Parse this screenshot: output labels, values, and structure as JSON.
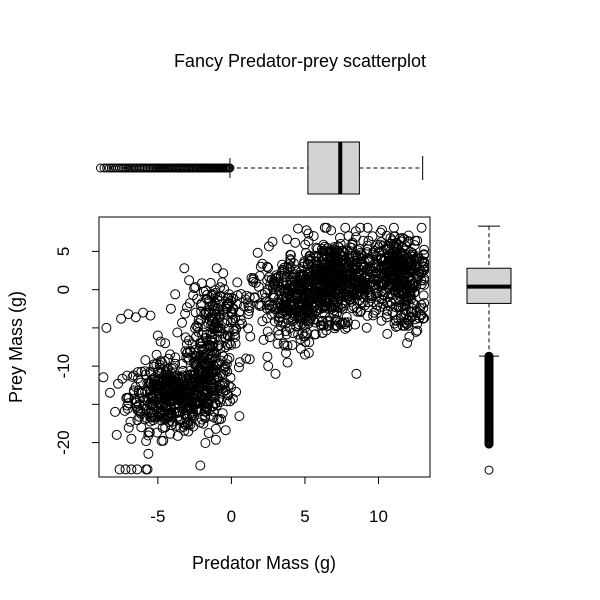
{
  "chart_data": [
    {
      "type": "scatter",
      "title": "Fancy Predator-prey scatterplot",
      "xlabel": "Predator Mass (g)",
      "ylabel": "Prey Mass (g)",
      "xlim": [
        -9,
        13.5
      ],
      "ylim": [
        -24.5,
        9.5
      ],
      "xticks": [
        -5,
        0,
        5,
        10
      ],
      "yticks": [
        -20,
        -15,
        -10,
        -5,
        0,
        5
      ],
      "ytick_labels": [
        "-20",
        "",
        "-10",
        "",
        "0",
        "5"
      ],
      "grid": false,
      "clusters": [
        {
          "name_hint": "",
          "cx": -4.2,
          "cy": -14,
          "sx": 1.4,
          "sy": 2.2,
          "n": 420
        },
        {
          "name_hint": "",
          "cx": -1.6,
          "cy": -11.5,
          "sx": 0.9,
          "sy": 3.0,
          "n": 260
        },
        {
          "name_hint": "",
          "cx": -1.2,
          "cy": -3.0,
          "sx": 1.0,
          "sy": 2.2,
          "n": 140
        },
        {
          "name_hint": "",
          "cx": 4.5,
          "cy": -2.0,
          "sx": 1.5,
          "sy": 2.4,
          "n": 300
        },
        {
          "name_hint": "",
          "cx": 7.2,
          "cy": 1.5,
          "sx": 1.8,
          "sy": 2.6,
          "n": 650
        },
        {
          "name_hint": "",
          "cx": 11.5,
          "cy": 3.0,
          "sx": 0.9,
          "sy": 2.2,
          "n": 260
        },
        {
          "name_hint": "",
          "cx": 11.8,
          "cy": -2.5,
          "sx": 0.6,
          "sy": 2.0,
          "n": 80
        }
      ],
      "sparse_points": [
        [
          -8.5,
          -5
        ],
        [
          -7.5,
          -3.8
        ],
        [
          -7.0,
          -3.2
        ],
        [
          -6.5,
          -3.6
        ],
        [
          -6.0,
          -3.0
        ],
        [
          -5.5,
          -3.4
        ],
        [
          -5.0,
          -6.0
        ],
        [
          -4.5,
          -7.0
        ],
        [
          -3.2,
          2.8
        ],
        [
          -1.0,
          2.8
        ],
        [
          -7.7,
          -12.3
        ],
        [
          -7.8,
          -19.0
        ],
        [
          -6.8,
          -19.5
        ],
        [
          -5.8,
          -19.8
        ],
        [
          -4.5,
          -18.0
        ],
        [
          -3.0,
          -17.5
        ],
        [
          -2.0,
          -17.0
        ],
        [
          1.0,
          -9.0
        ],
        [
          2.5,
          -10.0
        ],
        [
          3.0,
          -11.0
        ],
        [
          5.0,
          -8.5
        ],
        [
          8.5,
          -11.0
        ],
        [
          2.0,
          3.0
        ],
        [
          1.5,
          1.5
        ],
        [
          4.0,
          4.0
        ],
        [
          -7.6,
          -23.5
        ],
        [
          -7.2,
          -23.5
        ],
        [
          -6.8,
          -23.5
        ],
        [
          -6.4,
          -23.5
        ],
        [
          -5.8,
          -23.5
        ],
        [
          -5.7,
          -23.5
        ]
      ]
    },
    {
      "type": "boxplot",
      "orientation": "horizontal",
      "variable": "Predator Mass",
      "whisker_low": -0.1,
      "q1": 5.2,
      "median": 7.4,
      "q3": 8.7,
      "whisker_high": 13.0,
      "outlier_range": [
        -8.9,
        -0.1
      ]
    },
    {
      "type": "boxplot",
      "orientation": "vertical",
      "variable": "Prey Mass",
      "whisker_low": -8.7,
      "q1": -1.8,
      "median": 0.4,
      "q3": 2.8,
      "whisker_high": 8.3,
      "outlier_range": [
        -20.2,
        -8.7
      ],
      "extreme_outliers": [
        -23.6
      ]
    }
  ]
}
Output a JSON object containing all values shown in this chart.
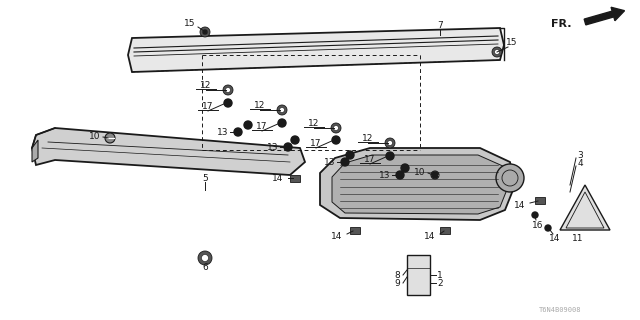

#####

### Given task
Copy out the records above in full, exactly as written, but not the pictures.

### Answer to the problem
Parse this screenshot: output labels, values, and structure as JSON.
{
  "chart_data": [
    {
      "type": "scatter",
      "title": "Fancy Predator-prey scatterplot",
      "xlabel": "Predator Mass (g)",
      "ylabel": "Prey Mass (g)",
      "xlim": [
        -9,
        13.5
      ],
      "ylim": [
        -24.5,
        9.5
      ],
      "xticks": [
        -5,
        0,
        5,
        10
      ],
      "yticks": [
        -20,
        -15,
        -10,
        -5,
        0,
        5
      ],
      "ytick_labels": [
        "-20",
        "",
        "-10",
        "",
        "0",
        "5"
      ],
      "grid": false,
      "clusters": [
        {
          "name_hint": "",
          "cx": -4.2,
          "cy": -14,
          "sx": 1.4,
          "sy": 2.2,
          "n": 420
        },
        {
          "name_hint": "",
          "cx": -1.6,
          "cy": -11.5,
          "sx": 0.9,
          "sy": 3.0,
          "n": 260
        },
        {
          "name_hint": "",
          "cx": -1.2,
          "cy": -3.0,
          "sx": 1.0,
          "sy": 2.2,
          "n": 140
        },
        {
          "name_hint": "",
          "cx": 4.5,
          "cy": -2.0,
          "sx": 1.5,
          "sy": 2.4,
          "n": 300
        },
        {
          "name_hint": "",
          "cx": 7.2,
          "cy": 1.5,
          "sx": 1.8,
          "sy": 2.6,
          "n": 650
        },
        {
          "name_hint": "",
          "cx": 11.5,
          "cy": 3.0,
          "sx": 0.9,
          "sy": 2.2,
          "n": 260
        },
        {
          "name_hint": "",
          "cx": 11.8,
          "cy": -2.5,
          "sx": 0.6,
          "sy": 2.0,
          "n": 80
        }
      ],
      "sparse_points": [
        [
          -8.5,
          -5
        ],
        [
          -7.5,
          -3.8
        ],
        [
          -7.0,
          -3.2
        ],
        [
          -6.5,
          -3.6
        ],
        [
          -6.0,
          -3.0
        ],
        [
          -5.5,
          -3.4
        ],
        [
          -5.0,
          -6.0
        ],
        [
          -4.5,
          -7.0
        ],
        [
          -3.2,
          2.8
        ],
        [
          -1.0,
          2.8
        ],
        [
          -7.7,
          -12.3
        ],
        [
          -7.8,
          -19.0
        ],
        [
          -6.8,
          -19.5
        ],
        [
          -5.8,
          -19.8
        ],
        [
          -4.5,
          -18.0
        ],
        [
          -3.0,
          -17.5
        ],
        [
          -2.0,
          -17.0
        ],
        [
          1.0,
          -9.0
        ],
        [
          2.5,
          -10.0
        ],
        [
          3.0,
          -11.0
        ],
        [
          5.0,
          -8.5
        ],
        [
          8.5,
          -11.0
        ],
        [
          2.0,
          3.0
        ],
        [
          1.5,
          1.5
        ],
        [
          4.0,
          4.0
        ],
        [
          -7.6,
          -23.5
        ],
        [
          -7.2,
          -23.5
        ],
        [
          -6.8,
          -23.5
        ],
        [
          -6.4,
          -23.5
        ],
        [
          -5.8,
          -23.5
        ],
        [
          -5.7,
          -23.5
        ]
      ]
    },
    {
      "type": "boxplot",
      "orientation": "horizontal",
      "variable": "Predator Mass",
      "whisker_low": -0.1,
      "q1": 5.2,
      "median": 7.4,
      "q3": 8.7,
      "whisker_high": 13.0,
      "outlier_range": [
        -8.9,
        -0.1
      ]
    },
    {
      "type": "boxplot",
      "orientation": "vertical",
      "variable": "Prey Mass",
      "whisker_low": -8.7,
      "q1": -1.8,
      "median": 0.4,
      "q3": 2.8,
      "whisker_high": 8.3,
      "outlier_range": [
        -20.2,
        -8.7
      ],
      "extreme_outliers": [
        -23.6
      ]
    }
  ]
}
Output a JSON object containing all values shown in this chart.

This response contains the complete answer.